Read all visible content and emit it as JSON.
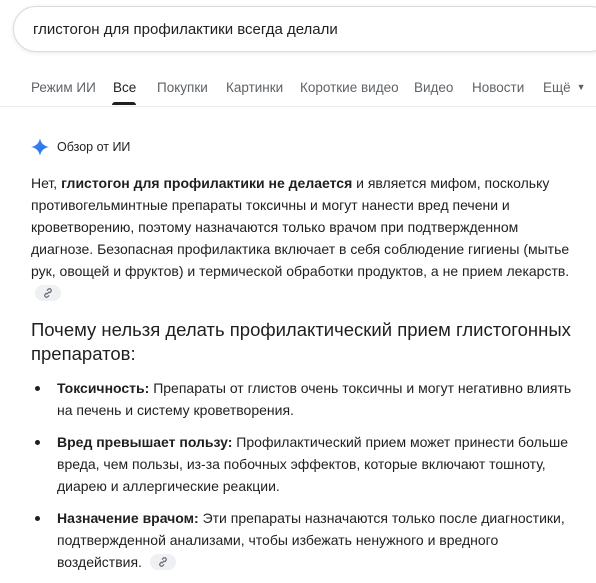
{
  "search": {
    "query": "глистогон для профилактики всегда делали"
  },
  "tabs": [
    {
      "label": "Режим ИИ"
    },
    {
      "label": "Все"
    },
    {
      "label": "Покупки"
    },
    {
      "label": "Картинки"
    },
    {
      "label": "Короткие видео"
    },
    {
      "label": "Видео"
    },
    {
      "label": "Новости"
    },
    {
      "label": "Ещё"
    }
  ],
  "active_tab": "Все",
  "ai_overview": {
    "label": "Обзор от ИИ",
    "summary_pre": "Нет, ",
    "summary_bold": "глистогон для профилактики не делается",
    "summary_post": " и является мифом, поскольку противогельминтные препараты токсичны и могут нанести вред печени и кроветворению, поэтому назначаются только врачом при подтвержденном диагнозе. Безопасная профилактика включает в себя соблюдение гигиены (мытье рук, овощей и фруктов) и термической обработки продуктов, а не прием лекарств.",
    "heading": "Почему нельзя делать профилактический прием глистогонных препаратов:",
    "bullets": [
      {
        "title": "Токсичность:",
        "text": " Препараты от глистов очень токсичны и могут негативно влиять на печень и систему кроветворения."
      },
      {
        "title": "Вред превышает пользу:",
        "text": " Профилактический прием может принести больше вреда, чем пользы, из-за побочных эффектов, которые включают тошноту, диарею и аллергические реакции."
      },
      {
        "title": "Назначение врачом:",
        "text": " Эти препараты назначаются только после диагностики, подтвержденной анализами, чтобы избежать ненужного и вредного воздействия."
      }
    ]
  },
  "icons": {
    "sparkle": "gemini-sparkle-icon",
    "link": "link-icon",
    "more_caret": "caret-down-icon"
  },
  "colors": {
    "sparkle": "#4285f4",
    "text": "#1f1f1f",
    "tab_inactive": "#5f6368"
  }
}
* * * *
- [Work to be completed]:
Quote every record above exactly, leaving out the pictures.

- [Answer to the exercise]:
Read all visible content and emit it as JSON.
{
  "search": {
    "query": "глистогон для профилактики всегда делали"
  },
  "tabs": [
    {
      "label": "Режим ИИ"
    },
    {
      "label": "Все"
    },
    {
      "label": "Покупки"
    },
    {
      "label": "Картинки"
    },
    {
      "label": "Короткие видео"
    },
    {
      "label": "Видео"
    },
    {
      "label": "Новости"
    },
    {
      "label": "Ещё"
    }
  ],
  "active_tab": "Все",
  "ai_overview": {
    "label": "Обзор от ИИ",
    "summary_pre": "Нет, ",
    "summary_bold": "глистогон для профилактики не делается",
    "summary_post": " и является мифом, поскольку противогельминтные препараты токсичны и могут нанести вред печени и кроветворению, поэтому назначаются только врачом при подтвержденном диагнозе. Безопасная профилактика включает в себя соблюдение гигиены (мытье рук, овощей и фруктов) и термической обработки продуктов, а не прием лекарств.",
    "heading": "Почему нельзя делать профилактический прием глистогонных препаратов:",
    "bullets": [
      {
        "title": "Токсичность:",
        "text": " Препараты от глистов очень токсичны и могут негативно влиять на печень и систему кроветворения."
      },
      {
        "title": "Вред превышает пользу:",
        "text": " Профилактический прием может принести больше вреда, чем пользы, из-за побочных эффектов, которые включают тошноту, диарею и аллергические реакции."
      },
      {
        "title": "Назначение врачом:",
        "text": " Эти препараты назначаются только после диагностики, подтвержденной анализами, чтобы избежать ненужного и вредного воздействия."
      }
    ]
  },
  "icons": {
    "sparkle": "gemini-sparkle-icon",
    "link": "link-icon",
    "more_caret": "caret-down-icon"
  },
  "colors": {
    "sparkle": "#4285f4",
    "text": "#1f1f1f",
    "tab_inactive": "#5f6368"
  }
}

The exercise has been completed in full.